■ **DO THIS**
Read the material below and count the lines holding the string "residue". Give that count with nothing added.

■ **INFORMATION SHOWN**
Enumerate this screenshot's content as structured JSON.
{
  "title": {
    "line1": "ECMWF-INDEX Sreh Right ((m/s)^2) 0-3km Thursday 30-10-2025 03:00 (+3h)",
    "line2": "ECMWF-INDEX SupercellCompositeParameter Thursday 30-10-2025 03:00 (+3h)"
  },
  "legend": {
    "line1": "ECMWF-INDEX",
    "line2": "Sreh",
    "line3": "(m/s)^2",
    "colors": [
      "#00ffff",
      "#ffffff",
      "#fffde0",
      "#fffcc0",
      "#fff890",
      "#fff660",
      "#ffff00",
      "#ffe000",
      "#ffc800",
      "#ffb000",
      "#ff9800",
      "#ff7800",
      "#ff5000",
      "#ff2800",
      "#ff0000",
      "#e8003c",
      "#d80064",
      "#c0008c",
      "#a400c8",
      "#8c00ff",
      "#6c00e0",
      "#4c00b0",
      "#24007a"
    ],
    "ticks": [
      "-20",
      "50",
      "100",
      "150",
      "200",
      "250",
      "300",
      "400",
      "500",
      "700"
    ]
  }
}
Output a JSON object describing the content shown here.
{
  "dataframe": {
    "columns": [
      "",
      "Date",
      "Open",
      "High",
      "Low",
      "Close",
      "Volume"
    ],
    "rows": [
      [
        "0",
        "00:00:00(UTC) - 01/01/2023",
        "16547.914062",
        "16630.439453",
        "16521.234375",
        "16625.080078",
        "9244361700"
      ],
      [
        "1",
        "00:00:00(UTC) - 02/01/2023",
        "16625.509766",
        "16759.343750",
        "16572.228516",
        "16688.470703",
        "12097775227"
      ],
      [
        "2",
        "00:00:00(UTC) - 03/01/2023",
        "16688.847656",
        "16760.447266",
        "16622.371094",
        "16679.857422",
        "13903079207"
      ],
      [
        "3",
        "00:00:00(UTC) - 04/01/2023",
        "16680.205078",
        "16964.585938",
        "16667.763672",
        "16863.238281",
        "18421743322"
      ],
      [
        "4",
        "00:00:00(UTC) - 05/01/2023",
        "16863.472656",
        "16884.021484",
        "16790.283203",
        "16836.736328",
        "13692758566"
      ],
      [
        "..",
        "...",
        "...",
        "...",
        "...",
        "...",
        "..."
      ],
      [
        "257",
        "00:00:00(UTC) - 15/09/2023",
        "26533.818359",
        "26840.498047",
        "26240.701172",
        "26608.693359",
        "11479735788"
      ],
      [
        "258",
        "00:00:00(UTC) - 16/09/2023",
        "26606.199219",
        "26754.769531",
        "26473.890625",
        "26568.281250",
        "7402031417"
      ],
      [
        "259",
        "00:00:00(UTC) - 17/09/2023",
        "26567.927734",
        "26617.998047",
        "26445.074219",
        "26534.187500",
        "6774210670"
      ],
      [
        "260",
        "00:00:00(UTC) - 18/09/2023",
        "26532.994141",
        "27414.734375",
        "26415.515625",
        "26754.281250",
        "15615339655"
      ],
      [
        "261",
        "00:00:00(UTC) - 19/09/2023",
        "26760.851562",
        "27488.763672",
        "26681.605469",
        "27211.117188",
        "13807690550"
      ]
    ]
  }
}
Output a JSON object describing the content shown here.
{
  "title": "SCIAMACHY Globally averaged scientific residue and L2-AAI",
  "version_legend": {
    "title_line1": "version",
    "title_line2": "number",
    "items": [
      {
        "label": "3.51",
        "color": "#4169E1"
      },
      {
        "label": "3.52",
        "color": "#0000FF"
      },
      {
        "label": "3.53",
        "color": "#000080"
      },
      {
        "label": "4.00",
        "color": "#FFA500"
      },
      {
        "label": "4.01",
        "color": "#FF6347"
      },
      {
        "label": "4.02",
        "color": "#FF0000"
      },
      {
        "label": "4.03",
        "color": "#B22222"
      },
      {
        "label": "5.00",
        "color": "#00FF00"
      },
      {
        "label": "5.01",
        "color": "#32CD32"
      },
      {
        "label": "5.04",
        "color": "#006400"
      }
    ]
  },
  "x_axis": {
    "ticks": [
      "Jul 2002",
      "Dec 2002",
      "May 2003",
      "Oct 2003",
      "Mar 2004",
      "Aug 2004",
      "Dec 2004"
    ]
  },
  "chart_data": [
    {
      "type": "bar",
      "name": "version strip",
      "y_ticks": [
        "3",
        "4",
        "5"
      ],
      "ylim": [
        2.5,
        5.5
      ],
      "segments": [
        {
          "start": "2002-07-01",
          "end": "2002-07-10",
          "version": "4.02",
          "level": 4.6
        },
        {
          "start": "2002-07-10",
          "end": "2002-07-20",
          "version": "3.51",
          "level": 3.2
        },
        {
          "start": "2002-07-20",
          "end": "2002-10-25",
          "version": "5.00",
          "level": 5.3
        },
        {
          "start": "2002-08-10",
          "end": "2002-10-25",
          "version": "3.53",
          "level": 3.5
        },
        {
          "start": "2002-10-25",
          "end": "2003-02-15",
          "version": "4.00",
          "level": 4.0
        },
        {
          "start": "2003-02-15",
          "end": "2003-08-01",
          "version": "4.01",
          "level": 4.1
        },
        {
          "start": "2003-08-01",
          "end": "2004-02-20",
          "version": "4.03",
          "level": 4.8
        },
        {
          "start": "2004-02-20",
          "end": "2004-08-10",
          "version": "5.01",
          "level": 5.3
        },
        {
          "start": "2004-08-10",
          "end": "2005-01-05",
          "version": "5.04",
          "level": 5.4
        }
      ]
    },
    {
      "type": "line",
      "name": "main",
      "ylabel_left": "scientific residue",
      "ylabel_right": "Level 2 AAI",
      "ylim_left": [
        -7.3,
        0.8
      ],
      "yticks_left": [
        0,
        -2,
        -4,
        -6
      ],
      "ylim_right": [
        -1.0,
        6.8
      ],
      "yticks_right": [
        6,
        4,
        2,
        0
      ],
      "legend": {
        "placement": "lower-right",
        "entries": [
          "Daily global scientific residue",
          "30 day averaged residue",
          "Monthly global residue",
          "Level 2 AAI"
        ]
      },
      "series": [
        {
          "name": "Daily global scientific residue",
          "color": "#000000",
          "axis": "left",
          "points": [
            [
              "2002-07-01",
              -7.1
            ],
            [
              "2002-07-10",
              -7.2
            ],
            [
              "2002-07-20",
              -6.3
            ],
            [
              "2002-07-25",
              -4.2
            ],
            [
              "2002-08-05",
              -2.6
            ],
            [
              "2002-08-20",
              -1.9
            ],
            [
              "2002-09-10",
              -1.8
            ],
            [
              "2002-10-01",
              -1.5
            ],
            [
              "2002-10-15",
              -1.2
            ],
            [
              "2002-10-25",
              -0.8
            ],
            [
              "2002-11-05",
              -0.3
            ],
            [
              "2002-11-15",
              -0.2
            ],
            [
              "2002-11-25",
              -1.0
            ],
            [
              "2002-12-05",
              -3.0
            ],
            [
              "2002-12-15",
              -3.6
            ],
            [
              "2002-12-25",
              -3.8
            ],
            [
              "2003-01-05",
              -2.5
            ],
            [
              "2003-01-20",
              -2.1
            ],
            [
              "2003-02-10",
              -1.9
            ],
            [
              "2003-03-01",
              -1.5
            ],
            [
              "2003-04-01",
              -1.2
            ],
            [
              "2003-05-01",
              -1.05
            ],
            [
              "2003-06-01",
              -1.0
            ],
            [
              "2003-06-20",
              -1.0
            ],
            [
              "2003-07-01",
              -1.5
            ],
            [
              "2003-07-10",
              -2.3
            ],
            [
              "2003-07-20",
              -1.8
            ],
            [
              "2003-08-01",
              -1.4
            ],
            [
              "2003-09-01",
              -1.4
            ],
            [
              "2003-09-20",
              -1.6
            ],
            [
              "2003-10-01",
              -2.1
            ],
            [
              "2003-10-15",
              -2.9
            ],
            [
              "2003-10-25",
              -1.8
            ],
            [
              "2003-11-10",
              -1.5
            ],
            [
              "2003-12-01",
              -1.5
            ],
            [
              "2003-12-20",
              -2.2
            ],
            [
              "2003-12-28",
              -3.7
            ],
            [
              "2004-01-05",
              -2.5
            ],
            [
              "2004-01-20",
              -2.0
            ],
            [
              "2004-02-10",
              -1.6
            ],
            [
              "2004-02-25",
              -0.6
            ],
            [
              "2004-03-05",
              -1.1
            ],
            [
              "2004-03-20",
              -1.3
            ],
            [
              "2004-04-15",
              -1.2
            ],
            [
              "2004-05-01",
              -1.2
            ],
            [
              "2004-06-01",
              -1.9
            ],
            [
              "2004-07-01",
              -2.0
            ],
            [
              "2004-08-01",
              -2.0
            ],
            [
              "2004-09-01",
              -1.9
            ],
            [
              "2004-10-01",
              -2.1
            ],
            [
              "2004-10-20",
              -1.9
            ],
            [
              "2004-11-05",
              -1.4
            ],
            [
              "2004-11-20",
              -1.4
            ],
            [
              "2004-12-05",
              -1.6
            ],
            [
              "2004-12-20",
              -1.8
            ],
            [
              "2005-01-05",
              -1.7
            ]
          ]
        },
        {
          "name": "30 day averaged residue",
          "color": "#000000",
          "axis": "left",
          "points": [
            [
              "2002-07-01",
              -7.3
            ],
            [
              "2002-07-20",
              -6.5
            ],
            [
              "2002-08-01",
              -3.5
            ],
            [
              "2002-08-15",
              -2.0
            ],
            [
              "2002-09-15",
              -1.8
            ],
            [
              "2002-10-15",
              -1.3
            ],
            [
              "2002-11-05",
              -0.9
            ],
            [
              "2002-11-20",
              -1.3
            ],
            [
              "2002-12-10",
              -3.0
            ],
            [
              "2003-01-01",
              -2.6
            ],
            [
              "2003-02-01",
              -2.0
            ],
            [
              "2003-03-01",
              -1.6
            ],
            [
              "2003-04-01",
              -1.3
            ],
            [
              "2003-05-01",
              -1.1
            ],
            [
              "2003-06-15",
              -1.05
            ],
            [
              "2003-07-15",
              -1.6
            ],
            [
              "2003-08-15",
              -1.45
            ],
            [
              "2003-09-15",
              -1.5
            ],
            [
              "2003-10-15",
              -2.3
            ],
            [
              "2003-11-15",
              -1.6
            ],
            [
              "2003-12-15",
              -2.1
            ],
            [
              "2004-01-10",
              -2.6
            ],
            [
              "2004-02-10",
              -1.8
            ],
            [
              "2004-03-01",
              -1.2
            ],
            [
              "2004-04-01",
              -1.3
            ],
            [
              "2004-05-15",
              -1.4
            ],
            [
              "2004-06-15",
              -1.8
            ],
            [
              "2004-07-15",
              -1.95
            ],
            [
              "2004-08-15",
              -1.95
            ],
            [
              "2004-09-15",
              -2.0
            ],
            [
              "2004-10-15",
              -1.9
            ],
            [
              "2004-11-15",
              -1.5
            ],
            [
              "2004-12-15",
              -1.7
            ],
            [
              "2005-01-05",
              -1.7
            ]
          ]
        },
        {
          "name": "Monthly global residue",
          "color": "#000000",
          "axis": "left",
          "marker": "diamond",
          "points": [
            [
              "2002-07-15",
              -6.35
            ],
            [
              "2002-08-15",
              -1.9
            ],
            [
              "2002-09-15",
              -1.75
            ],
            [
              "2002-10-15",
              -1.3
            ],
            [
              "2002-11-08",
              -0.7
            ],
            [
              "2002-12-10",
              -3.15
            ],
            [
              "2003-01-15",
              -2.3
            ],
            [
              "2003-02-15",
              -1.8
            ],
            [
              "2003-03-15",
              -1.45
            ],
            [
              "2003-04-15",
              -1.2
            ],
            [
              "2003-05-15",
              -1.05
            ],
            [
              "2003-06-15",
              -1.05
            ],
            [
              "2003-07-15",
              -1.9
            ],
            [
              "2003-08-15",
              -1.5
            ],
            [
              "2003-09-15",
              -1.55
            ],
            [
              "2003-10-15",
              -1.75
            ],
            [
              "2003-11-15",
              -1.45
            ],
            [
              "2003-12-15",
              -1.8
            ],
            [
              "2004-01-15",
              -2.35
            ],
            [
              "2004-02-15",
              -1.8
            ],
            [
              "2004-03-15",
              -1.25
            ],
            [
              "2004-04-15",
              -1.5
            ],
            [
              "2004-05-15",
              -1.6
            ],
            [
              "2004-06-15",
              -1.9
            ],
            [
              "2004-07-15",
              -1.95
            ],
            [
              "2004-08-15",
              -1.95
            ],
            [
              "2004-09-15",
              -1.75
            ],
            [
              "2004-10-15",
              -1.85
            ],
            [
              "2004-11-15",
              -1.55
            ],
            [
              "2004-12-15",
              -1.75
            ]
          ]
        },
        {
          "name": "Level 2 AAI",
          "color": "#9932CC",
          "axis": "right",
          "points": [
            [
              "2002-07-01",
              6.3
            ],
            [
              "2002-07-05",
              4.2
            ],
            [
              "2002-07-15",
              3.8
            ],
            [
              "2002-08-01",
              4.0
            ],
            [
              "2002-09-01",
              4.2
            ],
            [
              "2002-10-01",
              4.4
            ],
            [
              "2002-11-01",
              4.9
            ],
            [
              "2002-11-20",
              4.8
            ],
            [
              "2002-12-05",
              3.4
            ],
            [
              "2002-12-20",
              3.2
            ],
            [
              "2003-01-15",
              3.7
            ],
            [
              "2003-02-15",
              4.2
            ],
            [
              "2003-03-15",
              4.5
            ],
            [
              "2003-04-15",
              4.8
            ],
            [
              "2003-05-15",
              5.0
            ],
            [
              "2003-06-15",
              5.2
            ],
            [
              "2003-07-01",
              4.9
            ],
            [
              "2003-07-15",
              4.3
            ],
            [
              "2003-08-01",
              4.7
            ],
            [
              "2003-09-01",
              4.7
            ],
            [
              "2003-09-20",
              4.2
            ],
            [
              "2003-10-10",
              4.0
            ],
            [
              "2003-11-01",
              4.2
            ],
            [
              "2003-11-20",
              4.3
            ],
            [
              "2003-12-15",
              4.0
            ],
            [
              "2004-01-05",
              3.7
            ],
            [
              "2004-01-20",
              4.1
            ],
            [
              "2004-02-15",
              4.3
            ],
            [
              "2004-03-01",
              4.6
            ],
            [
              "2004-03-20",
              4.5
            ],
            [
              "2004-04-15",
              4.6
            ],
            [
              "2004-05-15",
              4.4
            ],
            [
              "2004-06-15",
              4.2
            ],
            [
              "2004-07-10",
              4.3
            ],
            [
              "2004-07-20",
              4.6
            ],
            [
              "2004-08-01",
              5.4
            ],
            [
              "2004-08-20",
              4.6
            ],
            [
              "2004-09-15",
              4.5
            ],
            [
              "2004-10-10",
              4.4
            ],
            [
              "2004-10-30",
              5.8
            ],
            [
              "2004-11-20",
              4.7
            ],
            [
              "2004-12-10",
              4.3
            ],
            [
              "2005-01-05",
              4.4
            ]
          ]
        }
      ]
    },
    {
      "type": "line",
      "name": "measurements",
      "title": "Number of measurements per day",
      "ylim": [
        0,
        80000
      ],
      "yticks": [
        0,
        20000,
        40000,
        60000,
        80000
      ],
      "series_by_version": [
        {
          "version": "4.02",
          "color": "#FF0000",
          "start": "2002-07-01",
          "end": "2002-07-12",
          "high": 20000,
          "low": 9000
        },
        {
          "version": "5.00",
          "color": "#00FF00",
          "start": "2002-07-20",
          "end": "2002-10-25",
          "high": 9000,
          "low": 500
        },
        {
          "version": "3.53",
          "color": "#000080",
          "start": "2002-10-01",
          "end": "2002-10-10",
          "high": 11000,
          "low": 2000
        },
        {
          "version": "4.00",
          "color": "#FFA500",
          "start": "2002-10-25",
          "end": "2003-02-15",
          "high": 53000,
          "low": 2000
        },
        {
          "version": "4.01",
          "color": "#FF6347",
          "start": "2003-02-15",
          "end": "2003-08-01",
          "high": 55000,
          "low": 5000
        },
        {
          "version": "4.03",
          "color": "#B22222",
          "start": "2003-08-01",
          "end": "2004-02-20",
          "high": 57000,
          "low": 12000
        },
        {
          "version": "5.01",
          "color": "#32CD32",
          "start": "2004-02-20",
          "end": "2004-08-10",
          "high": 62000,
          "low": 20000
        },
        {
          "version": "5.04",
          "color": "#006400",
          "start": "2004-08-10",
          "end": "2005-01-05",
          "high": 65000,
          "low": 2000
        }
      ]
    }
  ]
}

■ **OUTPUT OF THE TASK**
8